- Requirements -
Give an exact transcription of every line, dropping the images.
--- BEGIN Dataset entries ---
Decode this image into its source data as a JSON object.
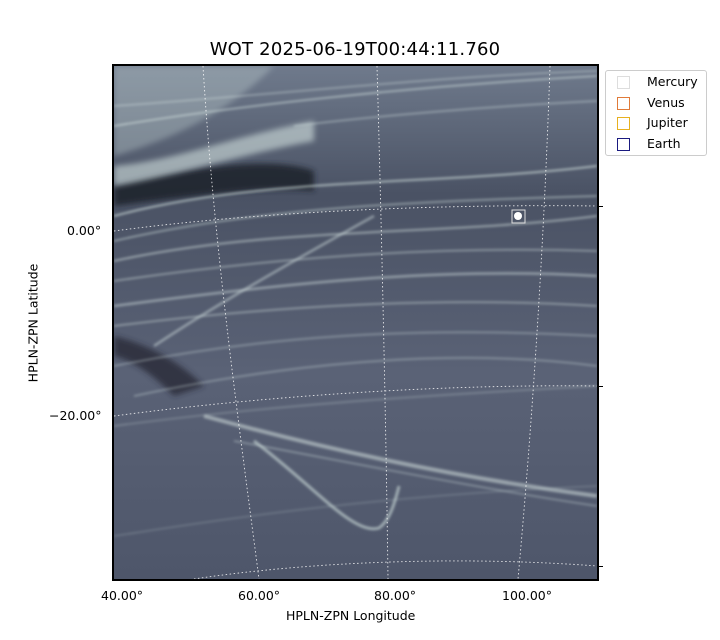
{
  "title": "WOT 2025-06-19T00:44:11.760",
  "xlabel": "HPLN-ZPN Longitude",
  "ylabel": "HPLN-ZPN Latitude",
  "x_ticks": [
    "40.00°",
    "60.00°",
    "80.00°",
    "100.00°"
  ],
  "y_ticks": [
    "0.00°",
    "−20.00°"
  ],
  "legend": [
    {
      "label": "Mercury",
      "color": "#dddddd"
    },
    {
      "label": "Venus",
      "color": "#e07b39"
    },
    {
      "label": "Jupiter",
      "color": "#e8b020"
    },
    {
      "label": "Earth",
      "color": "#1a1a80"
    }
  ],
  "image": {
    "description_colors": {
      "background": "#5b6478",
      "streak": "#dfeeea",
      "dark_band": "#1a1e28"
    },
    "grid": "dotted white coordinate grid"
  }
}
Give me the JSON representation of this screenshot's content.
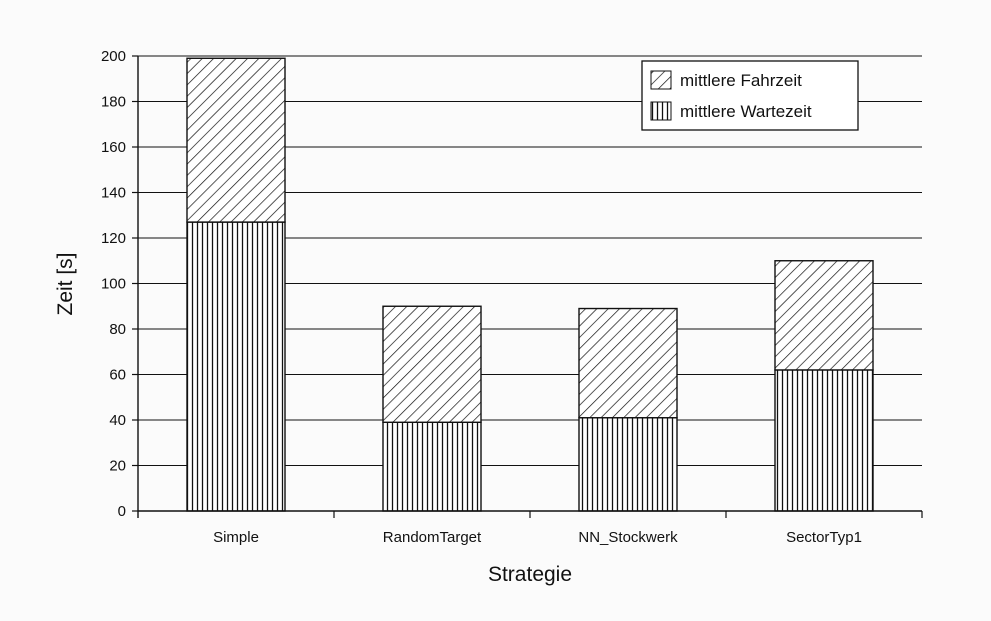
{
  "chart_data": {
    "type": "bar",
    "stacked": true,
    "categories": [
      "Simple",
      "RandomTarget",
      "NN_Stockwerk",
      "SectorTyp1"
    ],
    "series": [
      {
        "name": "mittlere Wartezeit",
        "values": [
          127,
          39,
          41,
          62
        ],
        "pattern": "vertical-lines"
      },
      {
        "name": "mittlere Fahrzeit",
        "values": [
          72,
          51,
          48,
          48
        ],
        "pattern": "diagonal-lines"
      }
    ],
    "title": "",
    "xlabel": "Strategie",
    "ylabel": "Zeit [s]",
    "ylim": [
      0,
      200
    ],
    "yticks": [
      0,
      20,
      40,
      60,
      80,
      100,
      120,
      140,
      160,
      180,
      200
    ],
    "grid": true,
    "legend_position": "top-right",
    "legend_order": [
      "mittlere Fahrzeit",
      "mittlere Wartezeit"
    ],
    "colors": {
      "ink": "#111111",
      "background": "#fbfbfb",
      "bar_fill": "#ffffff"
    }
  }
}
--- END Dataset entries ---
- Result below -
Decode this image into its source data as a JSON object.
{
  "title": "WOT 2025-06-19T00:44:11.760",
  "xlabel": "HPLN-ZPN Longitude",
  "ylabel": "HPLN-ZPN Latitude",
  "x_ticks": [
    "40.00°",
    "60.00°",
    "80.00°",
    "100.00°"
  ],
  "y_ticks": [
    "0.00°",
    "−20.00°"
  ],
  "legend": [
    {
      "label": "Mercury",
      "color": "#dddddd"
    },
    {
      "label": "Venus",
      "color": "#e07b39"
    },
    {
      "label": "Jupiter",
      "color": "#e8b020"
    },
    {
      "label": "Earth",
      "color": "#1a1a80"
    }
  ],
  "image": {
    "description_colors": {
      "background": "#5b6478",
      "streak": "#dfeeea",
      "dark_band": "#1a1e28"
    },
    "grid": "dotted white coordinate grid"
  }
}
Give me the JSON representation of this screenshot's content.
{
  "chart_data": {
    "type": "bar",
    "stacked": true,
    "categories": [
      "Simple",
      "RandomTarget",
      "NN_Stockwerk",
      "SectorTyp1"
    ],
    "series": [
      {
        "name": "mittlere Wartezeit",
        "values": [
          127,
          39,
          41,
          62
        ],
        "pattern": "vertical-lines"
      },
      {
        "name": "mittlere Fahrzeit",
        "values": [
          72,
          51,
          48,
          48
        ],
        "pattern": "diagonal-lines"
      }
    ],
    "title": "",
    "xlabel": "Strategie",
    "ylabel": "Zeit [s]",
    "ylim": [
      0,
      200
    ],
    "yticks": [
      0,
      20,
      40,
      60,
      80,
      100,
      120,
      140,
      160,
      180,
      200
    ],
    "grid": true,
    "legend_position": "top-right",
    "legend_order": [
      "mittlere Fahrzeit",
      "mittlere Wartezeit"
    ],
    "colors": {
      "ink": "#111111",
      "background": "#fbfbfb",
      "bar_fill": "#ffffff"
    }
  }
}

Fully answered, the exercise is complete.